INSTRUCTIONS TO FOLLOW => Copy out all of the material exactly as presented.

SUPPLIED RECORDS =>
=======
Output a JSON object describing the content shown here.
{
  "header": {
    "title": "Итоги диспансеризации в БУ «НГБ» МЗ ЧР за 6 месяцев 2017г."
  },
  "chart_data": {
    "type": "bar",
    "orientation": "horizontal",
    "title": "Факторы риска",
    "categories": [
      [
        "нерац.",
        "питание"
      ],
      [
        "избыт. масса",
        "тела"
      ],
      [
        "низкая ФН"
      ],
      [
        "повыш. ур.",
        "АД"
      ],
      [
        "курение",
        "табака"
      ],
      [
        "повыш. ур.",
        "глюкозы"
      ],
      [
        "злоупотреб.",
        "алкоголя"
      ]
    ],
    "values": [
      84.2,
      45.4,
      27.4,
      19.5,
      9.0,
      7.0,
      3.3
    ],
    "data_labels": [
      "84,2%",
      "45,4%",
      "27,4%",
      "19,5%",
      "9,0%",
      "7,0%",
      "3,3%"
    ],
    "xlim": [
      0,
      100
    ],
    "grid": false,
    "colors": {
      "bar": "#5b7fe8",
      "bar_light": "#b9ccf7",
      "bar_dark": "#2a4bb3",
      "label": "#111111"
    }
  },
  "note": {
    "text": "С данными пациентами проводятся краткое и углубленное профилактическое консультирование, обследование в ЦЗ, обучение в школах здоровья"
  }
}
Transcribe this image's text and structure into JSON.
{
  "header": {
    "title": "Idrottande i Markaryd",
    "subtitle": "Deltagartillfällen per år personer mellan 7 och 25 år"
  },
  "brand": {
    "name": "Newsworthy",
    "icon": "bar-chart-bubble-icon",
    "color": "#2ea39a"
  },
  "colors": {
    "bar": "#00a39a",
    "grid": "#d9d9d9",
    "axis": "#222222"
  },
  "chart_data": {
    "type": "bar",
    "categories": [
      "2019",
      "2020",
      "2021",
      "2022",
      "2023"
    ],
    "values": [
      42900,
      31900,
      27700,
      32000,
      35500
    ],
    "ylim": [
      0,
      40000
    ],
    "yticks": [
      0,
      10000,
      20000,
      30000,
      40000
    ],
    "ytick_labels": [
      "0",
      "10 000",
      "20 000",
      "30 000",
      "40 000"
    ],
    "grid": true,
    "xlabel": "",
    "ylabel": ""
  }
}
=======
RESPONSE TO THIS TASK =>
Output a JSON object describing the content shown here.
{
  "header": {
    "title": "Итоги диспансеризации в БУ «НГБ» МЗ ЧР за 6 месяцев 2017г."
  },
  "chart_data": {
    "type": "bar",
    "orientation": "horizontal",
    "title": "Факторы риска",
    "categories": [
      [
        "нерац.",
        "питание"
      ],
      [
        "избыт. масса",
        "тела"
      ],
      [
        "низкая ФН"
      ],
      [
        "повыш. ур.",
        "АД"
      ],
      [
        "курение",
        "табака"
      ],
      [
        "повыш. ур.",
        "глюкозы"
      ],
      [
        "злоупотреб.",
        "алкоголя"
      ]
    ],
    "values": [
      84.2,
      45.4,
      27.4,
      19.5,
      9.0,
      7.0,
      3.3
    ],
    "data_labels": [
      "84,2%",
      "45,4%",
      "27,4%",
      "19,5%",
      "9,0%",
      "7,0%",
      "3,3%"
    ],
    "xlim": [
      0,
      100
    ],
    "grid": false,
    "colors": {
      "bar": "#5b7fe8",
      "bar_light": "#b9ccf7",
      "bar_dark": "#2a4bb3",
      "label": "#111111"
    }
  },
  "note": {
    "text": "С данными пациентами проводятся краткое и углубленное профилактическое консультирование, обследование в ЦЗ, обучение в школах здоровья"
  }
}
Transcribe this image's text and structure into JSON.
{
  "header": {
    "title": "Idrottande i Markaryd",
    "subtitle": "Deltagartillfällen per år personer mellan 7 och 25 år"
  },
  "brand": {
    "name": "Newsworthy",
    "icon": "bar-chart-bubble-icon",
    "color": "#2ea39a"
  },
  "colors": {
    "bar": "#00a39a",
    "grid": "#d9d9d9",
    "axis": "#222222"
  },
  "chart_data": {
    "type": "bar",
    "categories": [
      "2019",
      "2020",
      "2021",
      "2022",
      "2023"
    ],
    "values": [
      42900,
      31900,
      27700,
      32000,
      35500
    ],
    "ylim": [
      0,
      40000
    ],
    "yticks": [
      0,
      10000,
      20000,
      30000,
      40000
    ],
    "ytick_labels": [
      "0",
      "10 000",
      "20 000",
      "30 000",
      "40 000"
    ],
    "grid": true,
    "xlabel": "",
    "ylabel": ""
  }
}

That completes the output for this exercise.